● Given task
Search the material for the string "Land", then return every line where it is found.
-----
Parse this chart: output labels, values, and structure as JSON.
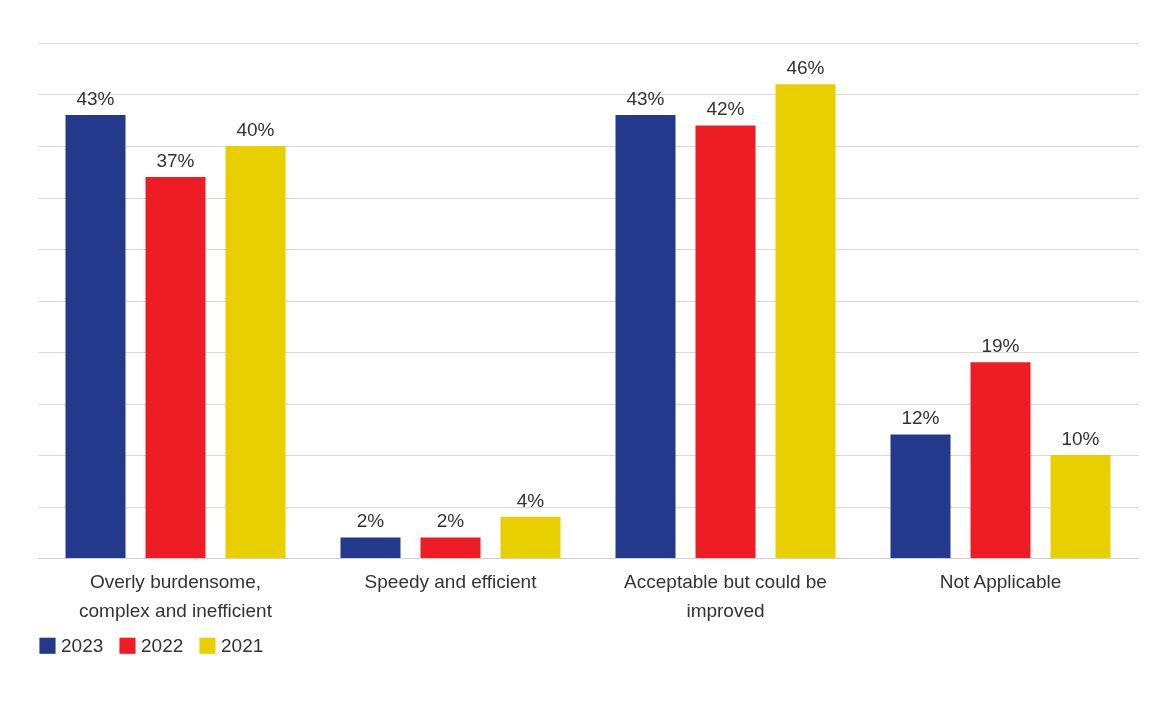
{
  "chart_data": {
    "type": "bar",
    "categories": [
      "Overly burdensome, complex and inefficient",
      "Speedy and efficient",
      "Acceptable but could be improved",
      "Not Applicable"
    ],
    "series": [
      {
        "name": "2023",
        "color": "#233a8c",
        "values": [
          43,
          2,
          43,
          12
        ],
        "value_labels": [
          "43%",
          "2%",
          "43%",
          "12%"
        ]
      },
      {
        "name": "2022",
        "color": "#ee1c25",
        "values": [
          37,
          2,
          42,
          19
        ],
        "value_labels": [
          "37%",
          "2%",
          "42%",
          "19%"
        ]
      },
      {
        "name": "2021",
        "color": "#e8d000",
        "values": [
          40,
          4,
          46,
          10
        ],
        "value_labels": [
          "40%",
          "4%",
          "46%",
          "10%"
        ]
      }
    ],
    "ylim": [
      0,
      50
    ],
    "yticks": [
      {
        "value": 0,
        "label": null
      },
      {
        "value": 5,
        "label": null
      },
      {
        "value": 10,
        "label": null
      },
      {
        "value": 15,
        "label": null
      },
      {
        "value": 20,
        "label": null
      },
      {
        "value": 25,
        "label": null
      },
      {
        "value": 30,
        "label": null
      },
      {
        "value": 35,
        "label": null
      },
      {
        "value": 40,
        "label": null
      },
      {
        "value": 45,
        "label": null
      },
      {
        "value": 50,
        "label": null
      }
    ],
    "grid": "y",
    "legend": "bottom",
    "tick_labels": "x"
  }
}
-----
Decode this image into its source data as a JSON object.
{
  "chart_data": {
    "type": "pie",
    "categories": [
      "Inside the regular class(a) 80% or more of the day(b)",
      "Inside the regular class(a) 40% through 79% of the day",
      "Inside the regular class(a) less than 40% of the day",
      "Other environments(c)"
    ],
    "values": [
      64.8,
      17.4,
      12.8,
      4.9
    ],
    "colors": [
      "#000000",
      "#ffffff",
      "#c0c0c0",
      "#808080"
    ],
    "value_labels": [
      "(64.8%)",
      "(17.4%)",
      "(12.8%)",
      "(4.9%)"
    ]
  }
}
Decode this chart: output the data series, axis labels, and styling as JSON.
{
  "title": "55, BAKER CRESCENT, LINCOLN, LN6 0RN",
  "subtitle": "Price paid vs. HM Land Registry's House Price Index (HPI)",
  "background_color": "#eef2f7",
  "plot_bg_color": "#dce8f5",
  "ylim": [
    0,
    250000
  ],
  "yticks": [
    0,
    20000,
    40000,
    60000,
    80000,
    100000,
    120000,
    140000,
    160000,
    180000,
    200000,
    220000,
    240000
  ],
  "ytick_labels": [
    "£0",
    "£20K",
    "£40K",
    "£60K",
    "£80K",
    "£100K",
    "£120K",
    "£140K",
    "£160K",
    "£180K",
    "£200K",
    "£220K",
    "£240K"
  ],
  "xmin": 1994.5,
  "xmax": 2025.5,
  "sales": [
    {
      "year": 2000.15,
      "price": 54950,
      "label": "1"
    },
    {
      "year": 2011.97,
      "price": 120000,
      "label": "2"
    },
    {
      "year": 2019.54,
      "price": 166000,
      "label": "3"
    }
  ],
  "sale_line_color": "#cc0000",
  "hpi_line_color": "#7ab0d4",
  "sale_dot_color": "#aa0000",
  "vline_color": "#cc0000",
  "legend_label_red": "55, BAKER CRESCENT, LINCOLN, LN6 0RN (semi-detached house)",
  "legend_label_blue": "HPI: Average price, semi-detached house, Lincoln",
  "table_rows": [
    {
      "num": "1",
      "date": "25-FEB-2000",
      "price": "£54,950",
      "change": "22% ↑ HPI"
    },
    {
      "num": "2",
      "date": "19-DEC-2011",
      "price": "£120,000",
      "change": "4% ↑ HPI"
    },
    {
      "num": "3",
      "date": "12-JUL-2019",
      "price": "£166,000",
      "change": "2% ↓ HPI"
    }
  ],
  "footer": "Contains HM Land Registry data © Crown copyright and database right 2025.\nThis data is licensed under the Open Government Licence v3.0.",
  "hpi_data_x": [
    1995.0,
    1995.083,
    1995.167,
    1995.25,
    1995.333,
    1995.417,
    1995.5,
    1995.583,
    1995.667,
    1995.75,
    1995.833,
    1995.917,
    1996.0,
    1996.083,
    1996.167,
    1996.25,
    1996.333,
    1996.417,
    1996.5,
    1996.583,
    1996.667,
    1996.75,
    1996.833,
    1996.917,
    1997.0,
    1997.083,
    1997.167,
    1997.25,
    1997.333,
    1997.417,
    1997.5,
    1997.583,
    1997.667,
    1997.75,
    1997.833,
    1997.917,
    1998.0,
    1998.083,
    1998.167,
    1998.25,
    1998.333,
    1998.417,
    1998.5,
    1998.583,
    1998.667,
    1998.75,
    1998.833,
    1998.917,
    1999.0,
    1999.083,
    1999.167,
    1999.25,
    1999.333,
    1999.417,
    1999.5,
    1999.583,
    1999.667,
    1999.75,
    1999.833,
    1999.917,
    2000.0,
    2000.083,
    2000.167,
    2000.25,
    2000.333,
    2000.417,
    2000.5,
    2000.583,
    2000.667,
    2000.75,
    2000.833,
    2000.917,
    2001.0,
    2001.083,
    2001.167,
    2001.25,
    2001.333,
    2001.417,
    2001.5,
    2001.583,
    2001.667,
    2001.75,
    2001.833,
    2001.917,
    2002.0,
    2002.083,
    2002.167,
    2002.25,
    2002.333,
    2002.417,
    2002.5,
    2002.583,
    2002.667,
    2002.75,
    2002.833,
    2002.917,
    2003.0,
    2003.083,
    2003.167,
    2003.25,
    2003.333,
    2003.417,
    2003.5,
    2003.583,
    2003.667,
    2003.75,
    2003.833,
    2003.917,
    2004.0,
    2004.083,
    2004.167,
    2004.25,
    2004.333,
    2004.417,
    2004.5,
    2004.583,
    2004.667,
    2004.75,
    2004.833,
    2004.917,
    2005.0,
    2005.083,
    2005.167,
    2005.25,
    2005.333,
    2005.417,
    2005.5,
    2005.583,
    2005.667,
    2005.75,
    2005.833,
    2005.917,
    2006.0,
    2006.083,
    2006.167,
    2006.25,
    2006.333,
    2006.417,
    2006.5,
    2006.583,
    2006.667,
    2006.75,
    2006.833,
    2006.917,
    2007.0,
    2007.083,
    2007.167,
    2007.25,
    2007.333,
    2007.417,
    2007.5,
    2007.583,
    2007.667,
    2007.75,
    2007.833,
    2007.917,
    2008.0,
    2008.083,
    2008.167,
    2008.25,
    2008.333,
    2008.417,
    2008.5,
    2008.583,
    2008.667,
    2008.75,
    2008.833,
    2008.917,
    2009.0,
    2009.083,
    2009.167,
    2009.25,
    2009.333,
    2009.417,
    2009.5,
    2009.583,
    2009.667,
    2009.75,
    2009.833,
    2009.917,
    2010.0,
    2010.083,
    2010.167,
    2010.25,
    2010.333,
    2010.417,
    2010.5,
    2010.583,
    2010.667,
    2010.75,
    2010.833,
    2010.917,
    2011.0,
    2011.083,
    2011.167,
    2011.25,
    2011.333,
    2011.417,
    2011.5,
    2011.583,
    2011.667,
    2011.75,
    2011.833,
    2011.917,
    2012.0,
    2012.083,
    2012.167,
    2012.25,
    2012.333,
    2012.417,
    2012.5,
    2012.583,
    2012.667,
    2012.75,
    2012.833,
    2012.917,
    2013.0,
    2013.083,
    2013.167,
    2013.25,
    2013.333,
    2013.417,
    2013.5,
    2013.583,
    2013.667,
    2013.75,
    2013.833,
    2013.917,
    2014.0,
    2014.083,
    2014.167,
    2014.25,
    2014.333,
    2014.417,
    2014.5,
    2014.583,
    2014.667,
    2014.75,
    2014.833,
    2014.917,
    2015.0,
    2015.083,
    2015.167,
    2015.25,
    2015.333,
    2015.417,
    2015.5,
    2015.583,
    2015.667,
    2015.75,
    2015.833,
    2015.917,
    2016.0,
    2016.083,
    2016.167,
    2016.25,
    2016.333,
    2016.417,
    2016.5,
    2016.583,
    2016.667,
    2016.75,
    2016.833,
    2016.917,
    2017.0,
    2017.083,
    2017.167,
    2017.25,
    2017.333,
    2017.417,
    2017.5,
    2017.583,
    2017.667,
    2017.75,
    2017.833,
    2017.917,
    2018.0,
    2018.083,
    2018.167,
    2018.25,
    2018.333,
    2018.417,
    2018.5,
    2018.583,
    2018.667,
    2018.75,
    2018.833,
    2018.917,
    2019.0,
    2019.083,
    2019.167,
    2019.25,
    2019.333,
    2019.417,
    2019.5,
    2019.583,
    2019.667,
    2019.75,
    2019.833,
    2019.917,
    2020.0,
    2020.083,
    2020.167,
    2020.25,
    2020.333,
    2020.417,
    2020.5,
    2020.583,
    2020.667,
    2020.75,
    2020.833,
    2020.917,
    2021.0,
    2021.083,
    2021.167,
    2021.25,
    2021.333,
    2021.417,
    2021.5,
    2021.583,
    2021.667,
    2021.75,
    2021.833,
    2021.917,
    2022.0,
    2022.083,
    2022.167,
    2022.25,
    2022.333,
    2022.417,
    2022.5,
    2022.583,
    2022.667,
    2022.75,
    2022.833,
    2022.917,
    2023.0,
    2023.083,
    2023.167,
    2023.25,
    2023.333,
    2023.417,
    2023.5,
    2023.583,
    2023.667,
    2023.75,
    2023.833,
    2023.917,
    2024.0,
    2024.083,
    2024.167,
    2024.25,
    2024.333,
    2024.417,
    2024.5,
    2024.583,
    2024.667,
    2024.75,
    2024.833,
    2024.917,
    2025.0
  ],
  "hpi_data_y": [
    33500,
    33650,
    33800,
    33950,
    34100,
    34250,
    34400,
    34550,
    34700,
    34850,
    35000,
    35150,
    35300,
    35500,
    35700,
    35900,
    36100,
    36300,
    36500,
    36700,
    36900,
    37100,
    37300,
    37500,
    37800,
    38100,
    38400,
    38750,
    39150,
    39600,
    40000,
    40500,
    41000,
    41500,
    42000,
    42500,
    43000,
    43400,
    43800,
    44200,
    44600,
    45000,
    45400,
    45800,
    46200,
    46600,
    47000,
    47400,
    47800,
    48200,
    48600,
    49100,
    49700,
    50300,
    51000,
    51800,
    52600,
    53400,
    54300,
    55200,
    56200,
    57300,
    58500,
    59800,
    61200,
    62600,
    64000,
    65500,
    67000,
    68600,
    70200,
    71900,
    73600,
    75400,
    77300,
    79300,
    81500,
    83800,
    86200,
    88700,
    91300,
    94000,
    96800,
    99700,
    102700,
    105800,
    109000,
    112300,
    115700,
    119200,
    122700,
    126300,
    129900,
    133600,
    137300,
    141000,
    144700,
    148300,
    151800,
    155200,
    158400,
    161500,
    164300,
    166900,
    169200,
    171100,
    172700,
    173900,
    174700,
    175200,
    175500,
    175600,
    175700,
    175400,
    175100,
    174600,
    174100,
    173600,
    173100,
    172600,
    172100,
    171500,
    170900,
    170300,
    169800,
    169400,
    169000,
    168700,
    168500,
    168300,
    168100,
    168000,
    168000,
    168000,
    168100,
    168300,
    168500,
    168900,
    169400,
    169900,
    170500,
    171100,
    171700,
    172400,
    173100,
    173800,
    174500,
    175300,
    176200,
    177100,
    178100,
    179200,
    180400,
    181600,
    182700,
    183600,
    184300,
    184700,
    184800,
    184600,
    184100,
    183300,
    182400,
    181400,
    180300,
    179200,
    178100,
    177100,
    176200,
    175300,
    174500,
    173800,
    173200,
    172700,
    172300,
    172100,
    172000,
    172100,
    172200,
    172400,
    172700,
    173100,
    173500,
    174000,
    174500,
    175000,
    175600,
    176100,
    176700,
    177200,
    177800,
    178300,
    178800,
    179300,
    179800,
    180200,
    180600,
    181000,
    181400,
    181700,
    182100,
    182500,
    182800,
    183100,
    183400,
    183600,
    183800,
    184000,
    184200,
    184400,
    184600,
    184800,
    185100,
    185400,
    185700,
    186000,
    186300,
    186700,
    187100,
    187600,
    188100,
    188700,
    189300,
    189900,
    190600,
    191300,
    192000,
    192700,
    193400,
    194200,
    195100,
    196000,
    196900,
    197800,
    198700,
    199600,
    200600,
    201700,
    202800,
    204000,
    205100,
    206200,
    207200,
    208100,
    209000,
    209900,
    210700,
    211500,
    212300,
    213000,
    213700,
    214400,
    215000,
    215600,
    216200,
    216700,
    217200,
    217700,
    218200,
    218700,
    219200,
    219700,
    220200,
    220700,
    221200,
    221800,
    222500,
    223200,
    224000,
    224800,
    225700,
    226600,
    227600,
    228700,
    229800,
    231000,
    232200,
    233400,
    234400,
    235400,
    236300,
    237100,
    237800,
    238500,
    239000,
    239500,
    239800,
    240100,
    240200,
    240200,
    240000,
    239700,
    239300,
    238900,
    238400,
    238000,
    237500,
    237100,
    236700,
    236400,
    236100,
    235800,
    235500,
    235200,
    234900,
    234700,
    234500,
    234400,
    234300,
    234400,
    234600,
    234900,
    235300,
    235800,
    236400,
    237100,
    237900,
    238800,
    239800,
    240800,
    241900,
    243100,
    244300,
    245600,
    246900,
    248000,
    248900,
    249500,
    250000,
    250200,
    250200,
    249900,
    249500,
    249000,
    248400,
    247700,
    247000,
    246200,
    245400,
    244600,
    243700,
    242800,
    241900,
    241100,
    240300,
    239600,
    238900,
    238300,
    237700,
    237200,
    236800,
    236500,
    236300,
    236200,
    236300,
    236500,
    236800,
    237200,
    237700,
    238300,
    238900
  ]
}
-----
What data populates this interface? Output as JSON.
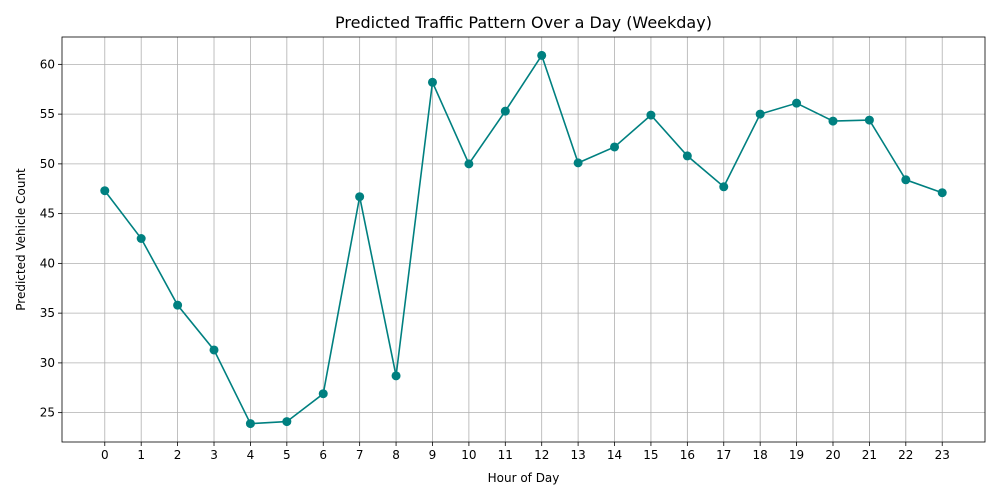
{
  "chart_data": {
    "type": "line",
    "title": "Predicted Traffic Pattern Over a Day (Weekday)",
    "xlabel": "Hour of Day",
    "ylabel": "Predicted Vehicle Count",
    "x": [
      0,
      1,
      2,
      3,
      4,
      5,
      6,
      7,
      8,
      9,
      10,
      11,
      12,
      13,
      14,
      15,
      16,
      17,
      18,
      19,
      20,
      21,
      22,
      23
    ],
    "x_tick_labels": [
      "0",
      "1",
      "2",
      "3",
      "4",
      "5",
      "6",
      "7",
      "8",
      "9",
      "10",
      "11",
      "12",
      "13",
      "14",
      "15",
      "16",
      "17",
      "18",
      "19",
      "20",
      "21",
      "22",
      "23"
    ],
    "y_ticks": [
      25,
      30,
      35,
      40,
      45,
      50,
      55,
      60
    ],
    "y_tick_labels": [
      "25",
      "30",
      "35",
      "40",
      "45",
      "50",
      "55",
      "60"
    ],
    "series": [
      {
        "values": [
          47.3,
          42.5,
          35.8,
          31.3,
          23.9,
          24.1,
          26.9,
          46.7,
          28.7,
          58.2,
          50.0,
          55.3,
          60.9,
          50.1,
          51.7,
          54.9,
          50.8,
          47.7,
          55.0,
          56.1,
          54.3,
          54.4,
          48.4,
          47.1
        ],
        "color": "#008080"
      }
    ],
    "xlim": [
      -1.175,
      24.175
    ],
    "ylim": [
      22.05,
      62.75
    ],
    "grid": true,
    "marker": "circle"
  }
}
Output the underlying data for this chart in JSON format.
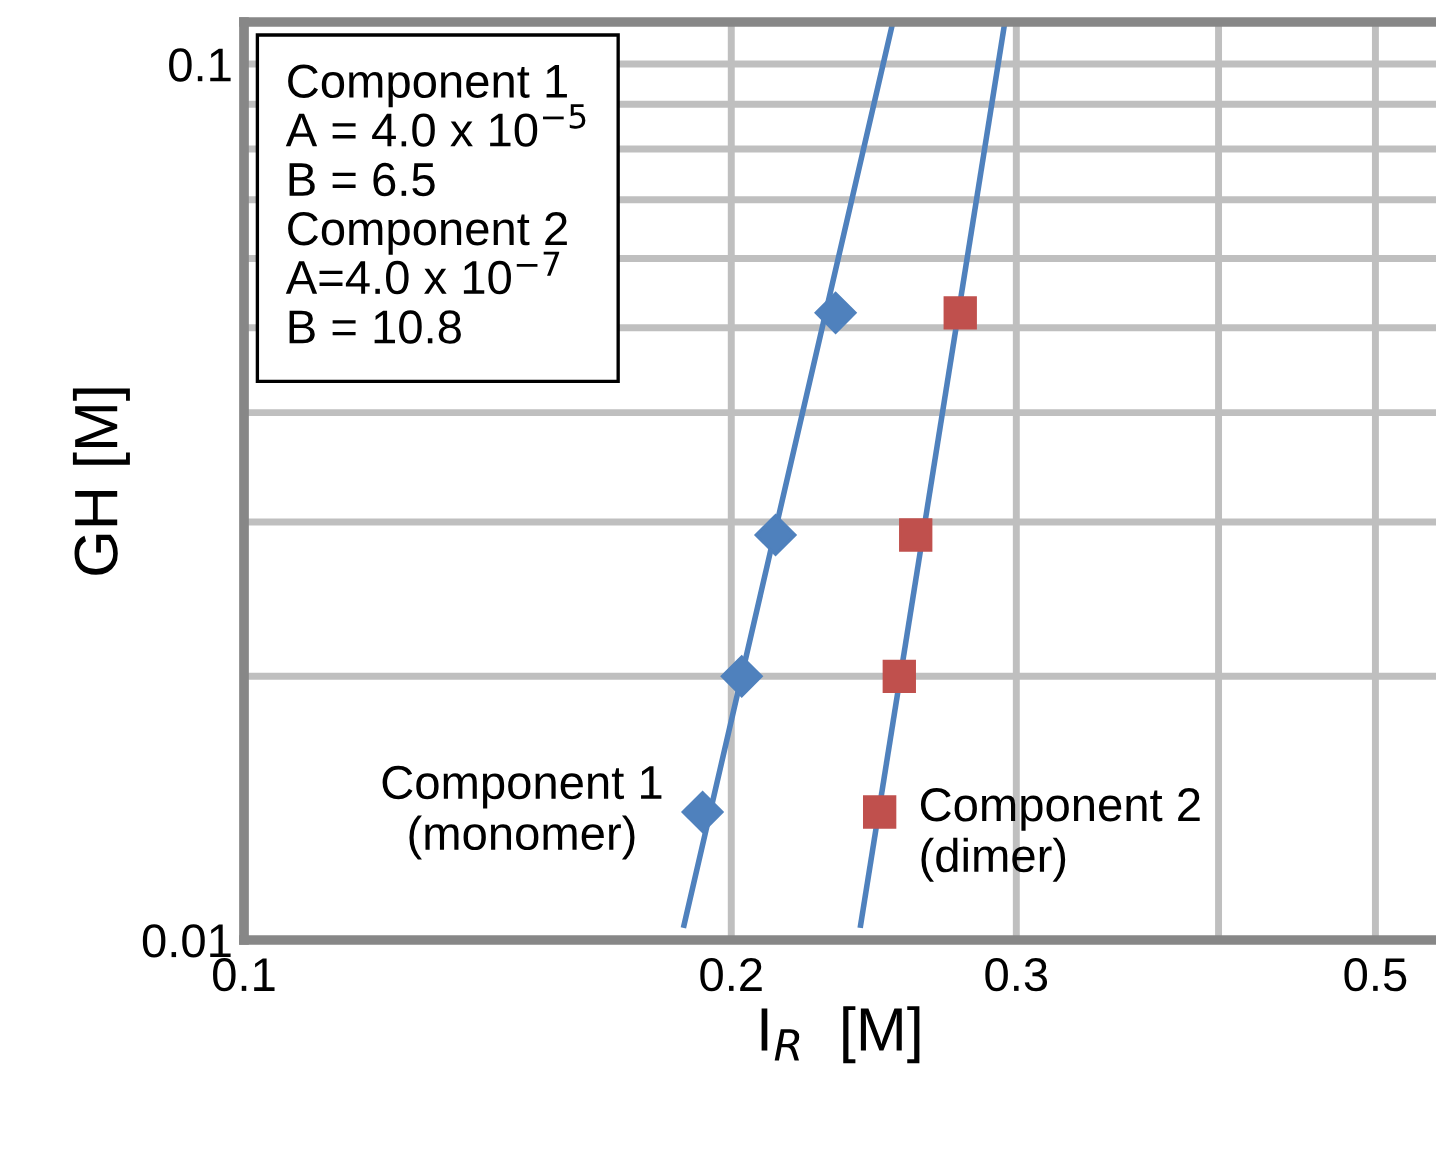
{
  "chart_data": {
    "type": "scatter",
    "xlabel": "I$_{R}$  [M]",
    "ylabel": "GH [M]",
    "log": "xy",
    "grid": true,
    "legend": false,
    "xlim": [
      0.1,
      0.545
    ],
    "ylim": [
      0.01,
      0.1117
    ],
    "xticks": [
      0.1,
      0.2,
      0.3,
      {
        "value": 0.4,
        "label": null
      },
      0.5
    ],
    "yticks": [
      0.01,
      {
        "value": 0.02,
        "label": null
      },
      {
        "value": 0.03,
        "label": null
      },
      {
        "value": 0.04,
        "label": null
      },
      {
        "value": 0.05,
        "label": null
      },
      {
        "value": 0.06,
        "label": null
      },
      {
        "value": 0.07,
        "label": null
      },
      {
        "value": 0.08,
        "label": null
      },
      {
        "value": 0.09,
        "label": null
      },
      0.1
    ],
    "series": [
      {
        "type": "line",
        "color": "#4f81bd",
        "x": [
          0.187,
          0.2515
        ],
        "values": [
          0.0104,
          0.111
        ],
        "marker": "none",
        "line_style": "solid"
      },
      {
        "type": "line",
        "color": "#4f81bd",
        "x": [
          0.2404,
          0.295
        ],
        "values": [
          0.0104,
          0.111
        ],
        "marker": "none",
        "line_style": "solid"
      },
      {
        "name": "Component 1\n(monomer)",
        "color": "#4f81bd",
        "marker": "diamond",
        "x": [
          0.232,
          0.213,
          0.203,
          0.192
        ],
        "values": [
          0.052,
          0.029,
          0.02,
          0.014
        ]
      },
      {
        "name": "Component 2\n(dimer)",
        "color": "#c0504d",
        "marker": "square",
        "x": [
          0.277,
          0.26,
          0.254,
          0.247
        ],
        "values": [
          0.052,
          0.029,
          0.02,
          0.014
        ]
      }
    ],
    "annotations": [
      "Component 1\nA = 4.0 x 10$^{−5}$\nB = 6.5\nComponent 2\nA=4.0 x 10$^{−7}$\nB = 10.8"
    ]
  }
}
-----
● Correct response
  "subtitle": "Price paid vs. HM Land Registry's House Price Index (HPI)",
  "footer": "Contains HM Land Registry data © Crown copyright and database right 2025.\nThis data is licensed under the Open Government Licence v3.0.",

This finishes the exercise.